Task objective: Look below and pull out each line with the word "створки".

Given data:
======

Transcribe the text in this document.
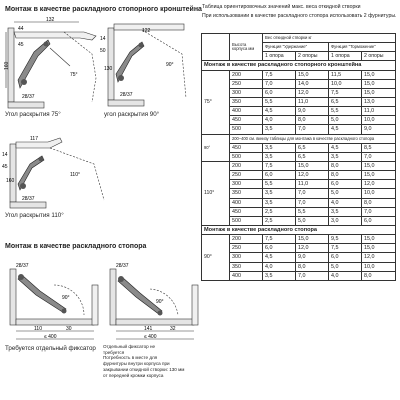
Монтаж в качестве раскладного стопорного кронштейна
132
44
45
160
75°
28/37
122
14
50
130
90°
28/37
Угол раскрытия 75°	угол раскрытия 90°
117
14
45
160
110°
28/37
Угол раскрытия 110°
Монтаж в качестве раскладного стопора
28/37
90°
110	30
≤ 400
28/37
90°
141	32
≤ 400
Требуется отдельный фиксатор Отдельный фиксатор не
требуется
Потребность в месте для
фурнитуры внутри корпуса при
закрывании откидной створки: 130 мм
от передней кромки корпуса
Таблица ориентировочных значений макс. веса откидной створки
При использовании в качестве раскладного стопора использовать 2 фурнитуры.
	Высота корпуса мм	Вес откидной створки кг			
		Функция "Удержание"		Функция "Торможение"	
		1 опора	2 опоры	1 опора	2 опоры
Монтаж в качестве раскладного стопорного кронштейна					
75°	200	7,5	15,0	11,5	15,0
	250	7,0	14,0	10,0	15,0
	300	6,0	12,0	7,5	15,0
	350	5,5	11,0	6,5	13,0
	400	4,5	9,0	5,5	11,0
	450	4,0	8,0	5,0	10,0
	500	3,5	7,0	4,5	9,0
90°	200–400 см. вкнизу таблицы для монтажа в качестве раскладного стопора				
	450	3,5	6,5	4,5	8,5
	500	3,5	6,5	3,5	7,0
110°	200	7,5	15,0	8,0	15,0
	250	6,0	12,0	8,0	15,0
	300	5,5	11,0	6,0	12,0
	350	3,5	7,0	5,0	10,0
	400	3,5	7,0	4,0	8,0
	450	2,5	5,5	3,5	7,0
	500	2,5	5,0	3,0	6,0
Монтаж в качестве раскладного стопора					
90°	200	7,5	15,0	9,5	15,0
	250	6,0	12,0	7,5	15,0
	300	4,5	9,0	6,0	12,0
	350	4,0	8,0	5,0	10,0
	400	3,5	7,0	4,0	8,0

======

Exercise solution:
закрывании откидной створки: 130 мм
Таблица ориентировочных значений макс. веса откидной створки
	Высота корпуса мм	Вес откидной створки кг			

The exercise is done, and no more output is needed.